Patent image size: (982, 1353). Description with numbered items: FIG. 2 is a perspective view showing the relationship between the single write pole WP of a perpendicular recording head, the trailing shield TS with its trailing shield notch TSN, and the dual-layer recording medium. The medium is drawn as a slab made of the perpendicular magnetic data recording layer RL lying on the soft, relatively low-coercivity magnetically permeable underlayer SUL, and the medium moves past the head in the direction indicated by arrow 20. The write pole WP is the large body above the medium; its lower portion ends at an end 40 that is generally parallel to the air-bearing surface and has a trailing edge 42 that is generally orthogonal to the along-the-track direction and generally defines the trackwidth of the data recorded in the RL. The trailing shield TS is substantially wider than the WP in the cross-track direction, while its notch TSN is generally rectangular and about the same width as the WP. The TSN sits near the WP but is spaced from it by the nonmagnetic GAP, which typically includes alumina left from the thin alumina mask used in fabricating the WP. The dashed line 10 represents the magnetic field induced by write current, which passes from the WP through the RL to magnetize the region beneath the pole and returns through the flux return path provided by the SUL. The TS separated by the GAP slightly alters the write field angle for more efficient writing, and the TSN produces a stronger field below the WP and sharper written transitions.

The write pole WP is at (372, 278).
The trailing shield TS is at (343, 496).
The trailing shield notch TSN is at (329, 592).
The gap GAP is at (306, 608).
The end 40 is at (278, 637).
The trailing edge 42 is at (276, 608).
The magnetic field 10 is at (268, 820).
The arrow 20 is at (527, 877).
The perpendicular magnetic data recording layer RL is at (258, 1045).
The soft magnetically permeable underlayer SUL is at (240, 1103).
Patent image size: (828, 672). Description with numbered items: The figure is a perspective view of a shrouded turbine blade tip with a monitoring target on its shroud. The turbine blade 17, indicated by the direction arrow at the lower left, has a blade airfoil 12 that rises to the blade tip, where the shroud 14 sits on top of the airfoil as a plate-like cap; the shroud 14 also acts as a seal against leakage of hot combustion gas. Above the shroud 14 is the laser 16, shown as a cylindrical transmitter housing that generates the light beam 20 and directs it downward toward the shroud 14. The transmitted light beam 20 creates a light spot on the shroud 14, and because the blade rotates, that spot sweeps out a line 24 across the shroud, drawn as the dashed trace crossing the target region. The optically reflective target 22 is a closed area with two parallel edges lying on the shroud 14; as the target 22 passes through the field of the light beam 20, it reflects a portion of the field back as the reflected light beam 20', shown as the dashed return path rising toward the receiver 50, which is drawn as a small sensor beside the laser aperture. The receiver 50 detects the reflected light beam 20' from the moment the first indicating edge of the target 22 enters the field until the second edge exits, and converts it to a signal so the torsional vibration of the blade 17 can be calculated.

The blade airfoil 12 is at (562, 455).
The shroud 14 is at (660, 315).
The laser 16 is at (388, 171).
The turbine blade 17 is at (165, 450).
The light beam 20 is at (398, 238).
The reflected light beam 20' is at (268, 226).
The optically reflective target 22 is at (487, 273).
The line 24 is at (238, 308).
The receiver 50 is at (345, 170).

--

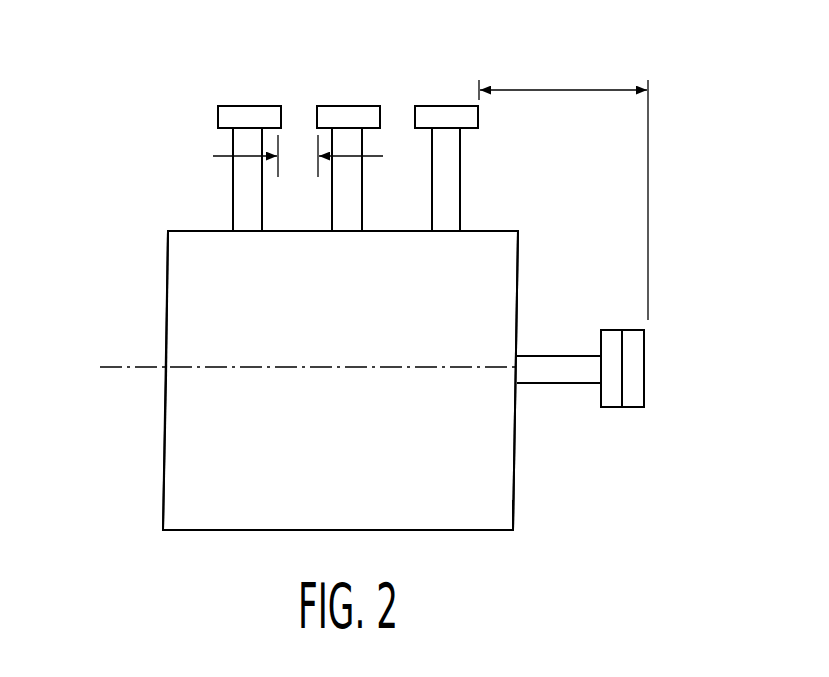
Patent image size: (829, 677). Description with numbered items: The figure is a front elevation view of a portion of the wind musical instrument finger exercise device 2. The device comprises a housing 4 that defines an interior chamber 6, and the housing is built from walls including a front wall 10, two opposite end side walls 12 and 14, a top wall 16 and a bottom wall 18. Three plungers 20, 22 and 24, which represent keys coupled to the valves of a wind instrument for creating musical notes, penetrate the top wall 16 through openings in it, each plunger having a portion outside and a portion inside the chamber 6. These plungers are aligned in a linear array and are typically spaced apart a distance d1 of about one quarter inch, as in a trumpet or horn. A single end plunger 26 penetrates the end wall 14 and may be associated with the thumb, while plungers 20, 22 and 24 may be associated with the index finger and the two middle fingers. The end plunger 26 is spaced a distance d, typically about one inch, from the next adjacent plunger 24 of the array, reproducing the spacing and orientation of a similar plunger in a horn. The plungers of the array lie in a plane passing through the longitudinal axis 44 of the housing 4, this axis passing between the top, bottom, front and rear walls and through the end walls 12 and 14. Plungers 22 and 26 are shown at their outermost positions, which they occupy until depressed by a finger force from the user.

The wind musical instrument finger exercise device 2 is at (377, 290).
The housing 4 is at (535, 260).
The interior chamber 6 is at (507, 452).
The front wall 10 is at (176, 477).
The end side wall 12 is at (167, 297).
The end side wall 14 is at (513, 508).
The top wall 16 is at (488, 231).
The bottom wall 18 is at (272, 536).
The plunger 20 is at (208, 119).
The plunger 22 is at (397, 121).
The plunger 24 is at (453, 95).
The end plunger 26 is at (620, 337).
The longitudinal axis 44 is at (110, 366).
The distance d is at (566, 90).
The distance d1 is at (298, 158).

What to do:
Starting at the line that contains "Patent image size: (829, 677)." and ending with the line that contains "The wind musical instrument finger exercise device 2 is", put those lines into a Markdown table with the columns Row and Line. Number each row and skip blank lines.

Answer for this exercise:
| Row | Line |
|---|---|
| 1 | Patent image size: (829, 677). Description with numbered items: The figure is a front elevation view of a portion of the wind musical instrument finger exercise device 2. The device comprises a housing 4 that defines an interior chamber 6, and the housing is built from walls including a front wall 10, two opposite end side walls 12 and 14, a top wall 16 and a bottom wall 18. Three plungers 20, 22 and 24, which represent keys coupled to the valves of a wind instrument for creating musical notes, penetrate the top wall 16 through openings in it, each plunger having a portion outside and a portion inside the chamber 6. These plungers are aligned in a linear array and are typically spaced apart a distance d1 of about one quarter inch, as in a trumpet or horn. A single end plunger 26 penetrates the end wall 14 and may be associated with the thumb, while plungers 20, 22 and 24 may be associated with the index finger and the two middle fingers. The end plunger 26 is spaced a distance d, typically about one inch, from the next adjacent plunger 24 of the array, reproducing the spacing and orientation of a similar plunger in a horn. The plungers of the array lie in a plane passing through the longitudinal axis 44 of the housing 4, this axis passing between the top, bottom, front and rear walls and through the end walls 12 and 14. Plungers 22 and 26 are shown at their outermost positions, which they occupy until depressed by a finger force from the user. |
| 2 | The wind musical instrument finger exercise device 2 is at (377, 290). |